* _TO BE DONE_
Reproduce every entry that follows word for word, but omit the images.

* _RECORDS SUPPLIED_
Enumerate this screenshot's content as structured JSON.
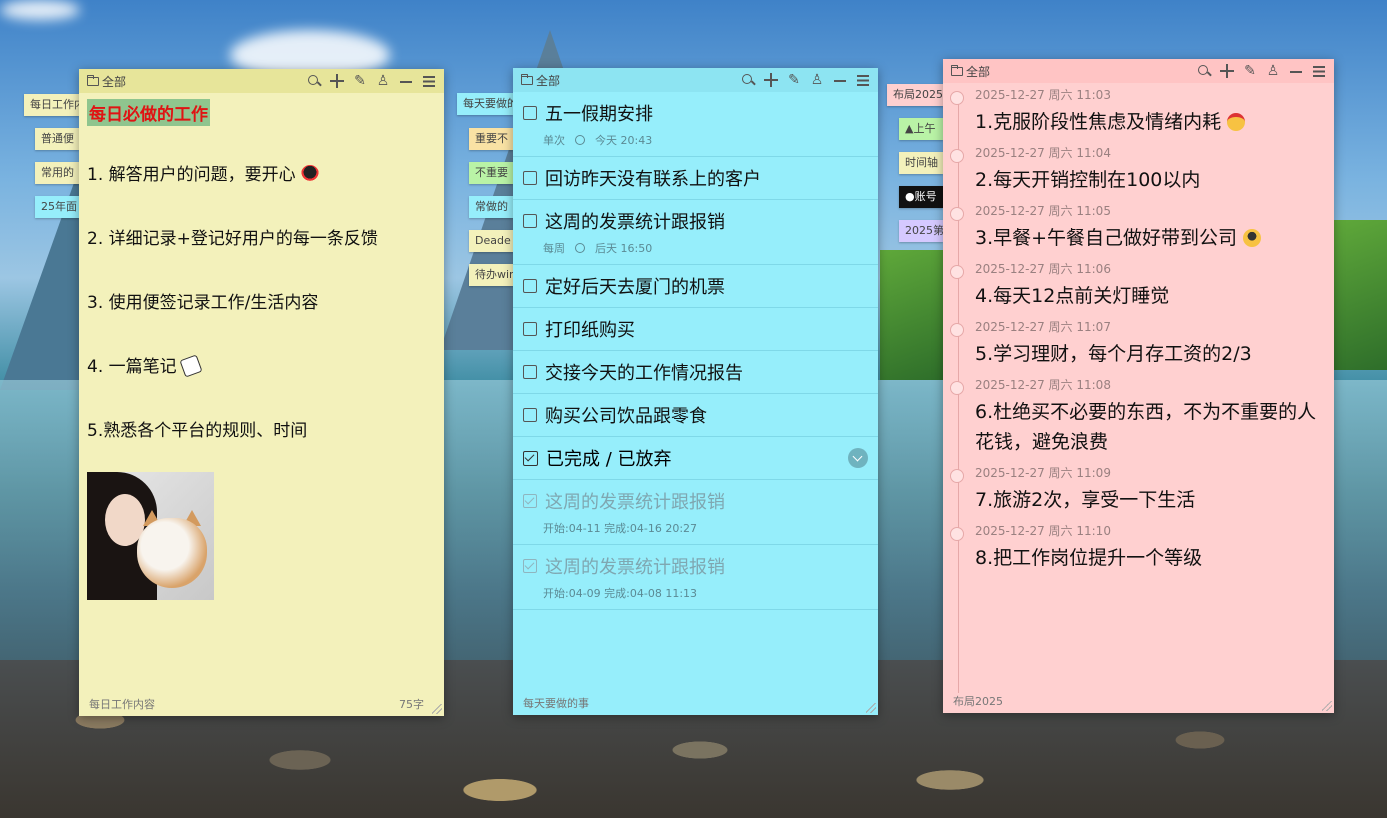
{
  "side_tabs_left": [
    {
      "label": "每日工作内",
      "color": "#f3f1bb"
    },
    {
      "label": "普通便",
      "color": "#f3f1bb"
    },
    {
      "label": "常用的",
      "color": "#f3f1bb"
    },
    {
      "label": "25年面",
      "color": "#96eefb"
    }
  ],
  "side_tabs_mid": [
    {
      "label": "每天要做的",
      "color": "#96eefb"
    },
    {
      "label": "重要不",
      "color": "#f9e2a4"
    },
    {
      "label": "不重要",
      "color": "#b9f3a6"
    },
    {
      "label": "常做的",
      "color": "#96eefb"
    },
    {
      "label": "Deade",
      "color": "#f3f1bb"
    },
    {
      "label": "待办win",
      "color": "#f3f1bb"
    }
  ],
  "side_tabs_right": [
    {
      "label": "布局2025",
      "color": "#ffd0d0"
    },
    {
      "label": "▲上午",
      "color": "#b9f3a6"
    },
    {
      "label": "时间轴",
      "color": "#f3f1bb"
    },
    {
      "label": "账号",
      "color": "#111111"
    },
    {
      "label": "2025第",
      "color": "#d5c9ff"
    }
  ],
  "note1": {
    "category": "全部",
    "title": "每日必做的工作",
    "lines": [
      "1. 解答用户的问题，要开心",
      "2. 详细记录+登记好用户的每一条反馈",
      "3. 使用便签记录工作/生活内容",
      "4. 一篇笔记",
      "5.熟悉各个平台的规则、时间"
    ],
    "footer_name": "每日工作内容",
    "footer_count": "75字"
  },
  "note2": {
    "category": "全部",
    "todos": [
      {
        "text": "五一假期安排",
        "repeat": "单次",
        "time": "今天 20:43"
      },
      {
        "text": "回访昨天没有联系上的客户"
      },
      {
        "text": "这周的发票统计跟报销",
        "repeat": "每周",
        "time": "后天 16:50"
      },
      {
        "text": "定好后天去厦门的机票"
      },
      {
        "text": "打印纸购买"
      },
      {
        "text": "交接今天的工作情况报告"
      },
      {
        "text": "购买公司饮品跟零食"
      }
    ],
    "done_header": "已完成 / 已放弃",
    "done": [
      {
        "text": "这周的发票统计跟报销",
        "meta": "开始:04-11  完成:04-16 20:27"
      },
      {
        "text": "这周的发票统计跟报销",
        "meta": "开始:04-09  完成:04-08 11:13"
      }
    ],
    "footer_name": "每天要做的事"
  },
  "note3": {
    "category": "全部",
    "entries": [
      {
        "date": "2025-12-27 周六 11:03",
        "text": "1.克服阶段性焦虑及情绪内耗"
      },
      {
        "date": "2025-12-27 周六 11:04",
        "text": "2.每天开销控制在100以内"
      },
      {
        "date": "2025-12-27 周六 11:05",
        "text": "3.早餐+午餐自己做好带到公司"
      },
      {
        "date": "2025-12-27 周六 11:06",
        "text": "4.每天12点前关灯睡觉"
      },
      {
        "date": "2025-12-27 周六 11:07",
        "text": "5.学习理财，每个月存工资的2/3"
      },
      {
        "date": "2025-12-27 周六 11:08",
        "text": "6.杜绝买不必要的东西，不为不重要的人花钱，避免浪费"
      },
      {
        "date": "2025-12-27 周六 11:09",
        "text": "7.旅游2次，享受一下生活"
      },
      {
        "date": "2025-12-27 周六 11:10",
        "text": "8.把工作岗位提升一个等级"
      }
    ],
    "footer_name": "布局2025"
  }
}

* _SOLVED EXERCISE_
Enumerate this screenshot's content as structured JSON.
{
  "side_tabs_left": [
    {
      "label": "每日工作内",
      "color": "#f3f1bb"
    },
    {
      "label": "普通便",
      "color": "#f3f1bb"
    },
    {
      "label": "常用的",
      "color": "#f3f1bb"
    },
    {
      "label": "25年面",
      "color": "#96eefb"
    }
  ],
  "side_tabs_mid": [
    {
      "label": "每天要做的",
      "color": "#96eefb"
    },
    {
      "label": "重要不",
      "color": "#f9e2a4"
    },
    {
      "label": "不重要",
      "color": "#b9f3a6"
    },
    {
      "label": "常做的",
      "color": "#96eefb"
    },
    {
      "label": "Deade",
      "color": "#f3f1bb"
    },
    {
      "label": "待办win",
      "color": "#f3f1bb"
    }
  ],
  "side_tabs_right": [
    {
      "label": "布局2025",
      "color": "#ffd0d0"
    },
    {
      "label": "▲上午",
      "color": "#b9f3a6"
    },
    {
      "label": "时间轴",
      "color": "#f3f1bb"
    },
    {
      "label": "账号",
      "color": "#111111"
    },
    {
      "label": "2025第",
      "color": "#d5c9ff"
    }
  ],
  "note1": {
    "category": "全部",
    "title": "每日必做的工作",
    "lines": [
      "1. 解答用户的问题，要开心",
      "2. 详细记录+登记好用户的每一条反馈",
      "3. 使用便签记录工作/生活内容",
      "4. 一篇笔记",
      "5.熟悉各个平台的规则、时间"
    ],
    "footer_name": "每日工作内容",
    "footer_count": "75字"
  },
  "note2": {
    "category": "全部",
    "todos": [
      {
        "text": "五一假期安排",
        "repeat": "单次",
        "time": "今天 20:43"
      },
      {
        "text": "回访昨天没有联系上的客户"
      },
      {
        "text": "这周的发票统计跟报销",
        "repeat": "每周",
        "time": "后天 16:50"
      },
      {
        "text": "定好后天去厦门的机票"
      },
      {
        "text": "打印纸购买"
      },
      {
        "text": "交接今天的工作情况报告"
      },
      {
        "text": "购买公司饮品跟零食"
      }
    ],
    "done_header": "已完成 / 已放弃",
    "done": [
      {
        "text": "这周的发票统计跟报销",
        "meta": "开始:04-11  完成:04-16 20:27"
      },
      {
        "text": "这周的发票统计跟报销",
        "meta": "开始:04-09  完成:04-08 11:13"
      }
    ],
    "footer_name": "每天要做的事"
  },
  "note3": {
    "category": "全部",
    "entries": [
      {
        "date": "2025-12-27 周六 11:03",
        "text": "1.克服阶段性焦虑及情绪内耗"
      },
      {
        "date": "2025-12-27 周六 11:04",
        "text": "2.每天开销控制在100以内"
      },
      {
        "date": "2025-12-27 周六 11:05",
        "text": "3.早餐+午餐自己做好带到公司"
      },
      {
        "date": "2025-12-27 周六 11:06",
        "text": "4.每天12点前关灯睡觉"
      },
      {
        "date": "2025-12-27 周六 11:07",
        "text": "5.学习理财，每个月存工资的2/3"
      },
      {
        "date": "2025-12-27 周六 11:08",
        "text": "6.杜绝买不必要的东西，不为不重要的人花钱，避免浪费"
      },
      {
        "date": "2025-12-27 周六 11:09",
        "text": "7.旅游2次，享受一下生活"
      },
      {
        "date": "2025-12-27 周六 11:10",
        "text": "8.把工作岗位提升一个等级"
      }
    ],
    "footer_name": "布局2025"
  }
}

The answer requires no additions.